● Stored data:
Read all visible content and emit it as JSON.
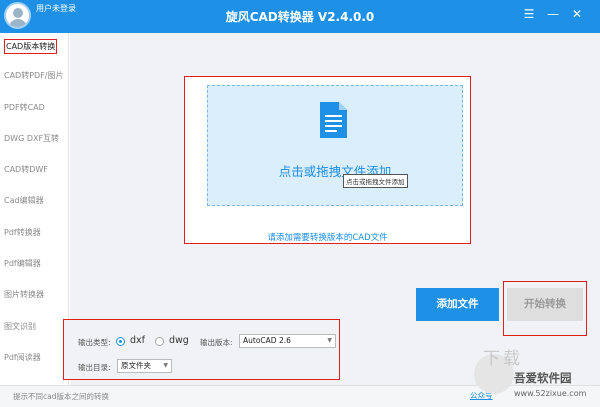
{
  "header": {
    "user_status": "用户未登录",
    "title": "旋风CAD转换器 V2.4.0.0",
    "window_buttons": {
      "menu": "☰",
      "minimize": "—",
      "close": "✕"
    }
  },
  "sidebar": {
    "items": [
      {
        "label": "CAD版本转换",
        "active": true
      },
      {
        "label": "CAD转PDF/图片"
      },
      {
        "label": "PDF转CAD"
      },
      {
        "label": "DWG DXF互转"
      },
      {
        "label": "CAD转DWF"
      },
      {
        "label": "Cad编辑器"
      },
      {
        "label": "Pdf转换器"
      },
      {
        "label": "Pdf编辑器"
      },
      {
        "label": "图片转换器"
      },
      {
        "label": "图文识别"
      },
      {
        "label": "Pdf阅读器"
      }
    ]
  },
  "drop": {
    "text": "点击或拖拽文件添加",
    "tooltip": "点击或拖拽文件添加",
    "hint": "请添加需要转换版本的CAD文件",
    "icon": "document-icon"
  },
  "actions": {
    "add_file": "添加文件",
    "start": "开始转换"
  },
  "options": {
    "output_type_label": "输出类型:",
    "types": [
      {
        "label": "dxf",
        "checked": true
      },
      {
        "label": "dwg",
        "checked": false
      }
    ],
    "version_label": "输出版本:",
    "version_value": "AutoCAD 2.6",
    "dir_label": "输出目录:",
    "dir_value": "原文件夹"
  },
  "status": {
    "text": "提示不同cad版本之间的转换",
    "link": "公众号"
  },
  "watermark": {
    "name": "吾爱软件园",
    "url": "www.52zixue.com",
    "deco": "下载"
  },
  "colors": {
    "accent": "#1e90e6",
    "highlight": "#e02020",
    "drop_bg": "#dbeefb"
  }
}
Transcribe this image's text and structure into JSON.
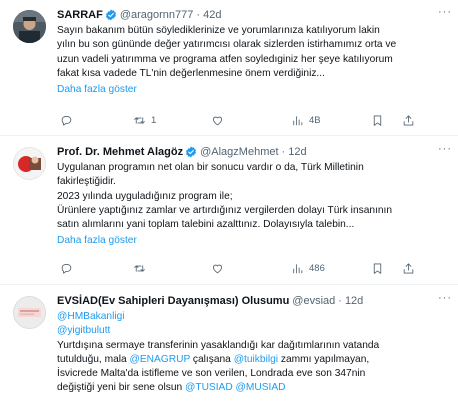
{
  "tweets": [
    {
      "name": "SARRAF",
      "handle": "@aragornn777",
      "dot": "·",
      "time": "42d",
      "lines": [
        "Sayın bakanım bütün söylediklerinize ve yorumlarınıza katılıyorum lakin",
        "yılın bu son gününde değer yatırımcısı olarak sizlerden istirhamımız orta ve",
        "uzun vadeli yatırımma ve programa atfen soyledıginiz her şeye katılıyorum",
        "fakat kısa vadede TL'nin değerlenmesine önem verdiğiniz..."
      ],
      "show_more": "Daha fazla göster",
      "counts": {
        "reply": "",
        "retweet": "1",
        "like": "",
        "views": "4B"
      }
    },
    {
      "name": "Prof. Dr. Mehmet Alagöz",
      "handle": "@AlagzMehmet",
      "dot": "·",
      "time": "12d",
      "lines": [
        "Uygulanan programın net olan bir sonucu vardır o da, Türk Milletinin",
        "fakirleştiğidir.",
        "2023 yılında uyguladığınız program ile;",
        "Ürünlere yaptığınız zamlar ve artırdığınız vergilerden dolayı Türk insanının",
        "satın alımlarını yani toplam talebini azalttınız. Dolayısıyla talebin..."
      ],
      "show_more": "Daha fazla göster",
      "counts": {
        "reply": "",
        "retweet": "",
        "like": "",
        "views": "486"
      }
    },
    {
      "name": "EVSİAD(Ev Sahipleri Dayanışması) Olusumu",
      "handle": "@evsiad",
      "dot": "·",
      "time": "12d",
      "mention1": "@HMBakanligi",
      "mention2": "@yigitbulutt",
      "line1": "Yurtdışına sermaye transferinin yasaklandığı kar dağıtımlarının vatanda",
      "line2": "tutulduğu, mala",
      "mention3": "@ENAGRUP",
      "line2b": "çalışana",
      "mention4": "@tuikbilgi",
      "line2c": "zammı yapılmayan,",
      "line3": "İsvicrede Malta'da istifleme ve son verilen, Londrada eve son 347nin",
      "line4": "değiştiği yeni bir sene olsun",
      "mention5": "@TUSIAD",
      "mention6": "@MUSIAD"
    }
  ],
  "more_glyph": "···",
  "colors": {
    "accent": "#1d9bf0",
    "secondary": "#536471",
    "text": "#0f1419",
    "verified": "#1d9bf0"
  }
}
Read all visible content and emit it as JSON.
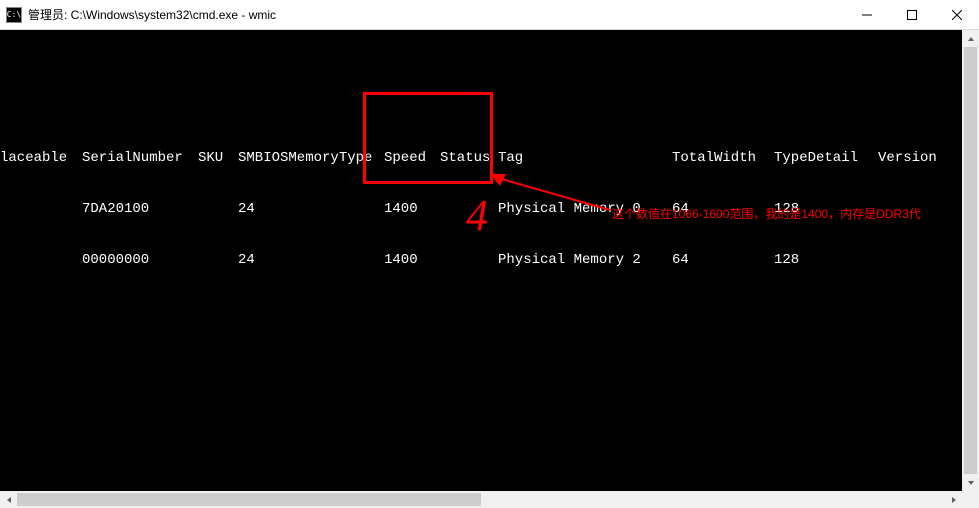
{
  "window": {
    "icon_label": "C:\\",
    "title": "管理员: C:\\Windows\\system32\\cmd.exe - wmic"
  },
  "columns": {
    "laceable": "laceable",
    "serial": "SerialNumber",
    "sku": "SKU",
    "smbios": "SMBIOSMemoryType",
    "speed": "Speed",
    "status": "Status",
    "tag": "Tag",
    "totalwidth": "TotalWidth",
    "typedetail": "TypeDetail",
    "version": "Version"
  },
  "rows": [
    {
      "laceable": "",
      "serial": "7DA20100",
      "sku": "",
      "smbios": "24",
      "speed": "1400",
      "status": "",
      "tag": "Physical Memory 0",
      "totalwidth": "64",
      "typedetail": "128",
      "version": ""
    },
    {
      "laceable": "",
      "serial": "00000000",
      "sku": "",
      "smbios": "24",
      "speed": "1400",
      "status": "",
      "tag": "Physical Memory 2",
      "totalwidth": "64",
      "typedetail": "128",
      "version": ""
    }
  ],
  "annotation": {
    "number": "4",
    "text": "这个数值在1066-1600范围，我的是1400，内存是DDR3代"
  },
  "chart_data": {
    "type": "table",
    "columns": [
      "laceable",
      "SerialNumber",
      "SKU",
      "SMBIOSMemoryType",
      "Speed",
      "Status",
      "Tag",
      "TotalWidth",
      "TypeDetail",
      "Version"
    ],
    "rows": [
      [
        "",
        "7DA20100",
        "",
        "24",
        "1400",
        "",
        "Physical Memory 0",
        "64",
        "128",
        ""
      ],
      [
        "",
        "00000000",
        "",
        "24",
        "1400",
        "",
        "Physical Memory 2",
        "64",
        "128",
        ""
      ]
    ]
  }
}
...
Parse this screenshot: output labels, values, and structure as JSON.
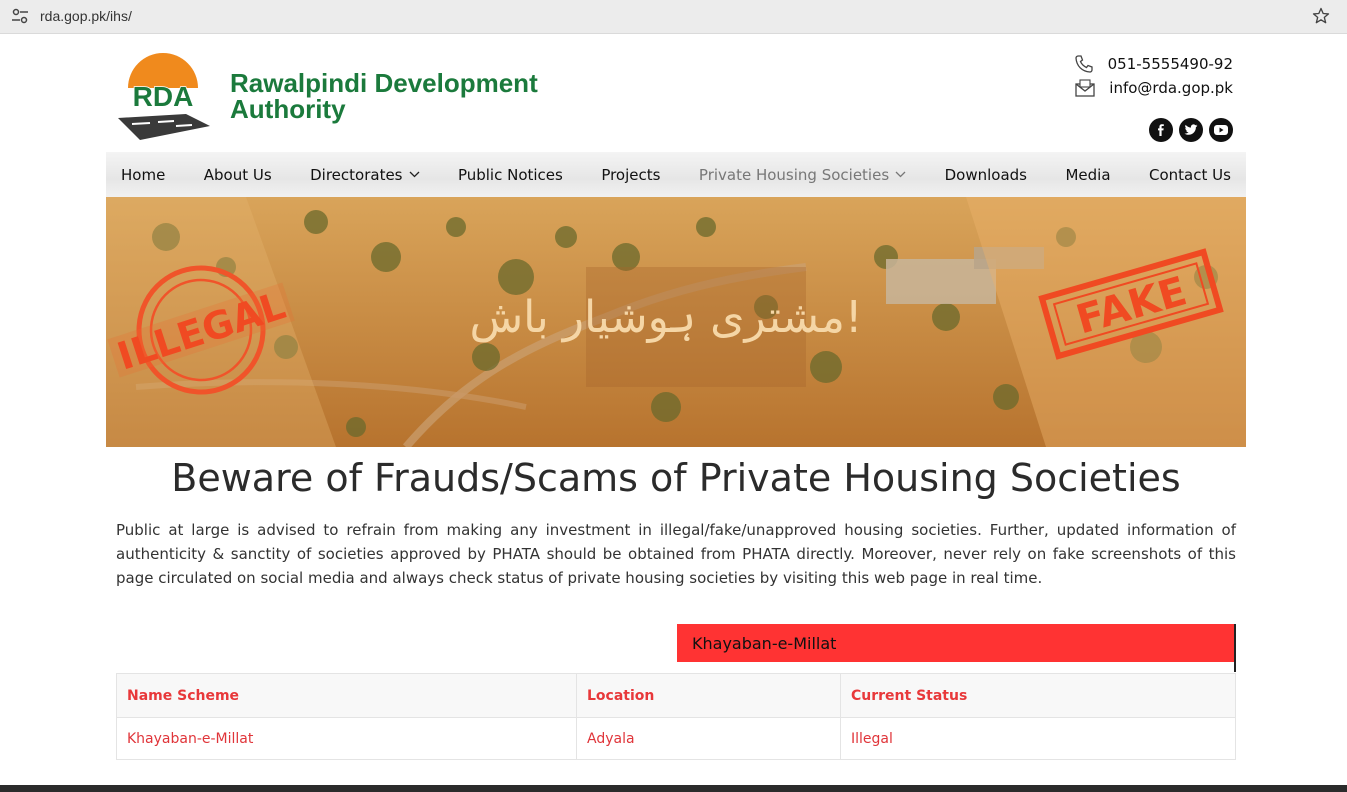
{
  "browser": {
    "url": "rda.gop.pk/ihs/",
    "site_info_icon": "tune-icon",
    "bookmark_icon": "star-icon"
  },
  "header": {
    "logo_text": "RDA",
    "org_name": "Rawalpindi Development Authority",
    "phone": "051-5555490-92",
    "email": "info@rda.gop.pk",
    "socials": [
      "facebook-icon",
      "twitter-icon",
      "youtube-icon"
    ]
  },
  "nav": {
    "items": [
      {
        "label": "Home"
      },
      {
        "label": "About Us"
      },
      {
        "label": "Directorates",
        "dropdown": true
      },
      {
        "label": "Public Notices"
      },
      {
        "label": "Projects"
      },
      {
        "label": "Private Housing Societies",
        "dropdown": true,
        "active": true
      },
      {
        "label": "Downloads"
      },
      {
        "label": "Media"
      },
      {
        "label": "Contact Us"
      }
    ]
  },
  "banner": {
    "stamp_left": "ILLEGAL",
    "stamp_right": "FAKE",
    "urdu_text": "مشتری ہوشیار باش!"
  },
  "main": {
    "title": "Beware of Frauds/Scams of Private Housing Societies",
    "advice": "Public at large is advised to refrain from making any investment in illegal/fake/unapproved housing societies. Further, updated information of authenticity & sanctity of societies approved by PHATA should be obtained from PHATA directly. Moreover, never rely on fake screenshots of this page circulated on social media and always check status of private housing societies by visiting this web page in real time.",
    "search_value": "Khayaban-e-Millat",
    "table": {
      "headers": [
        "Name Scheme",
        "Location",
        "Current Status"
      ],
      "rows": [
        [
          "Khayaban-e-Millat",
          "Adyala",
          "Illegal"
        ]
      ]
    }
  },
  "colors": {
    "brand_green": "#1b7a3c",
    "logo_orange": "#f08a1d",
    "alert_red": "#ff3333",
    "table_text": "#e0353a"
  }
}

● Aim of the exercise: Reply with nothing except the number of lines in the listing above that include "structure".

● Result: 2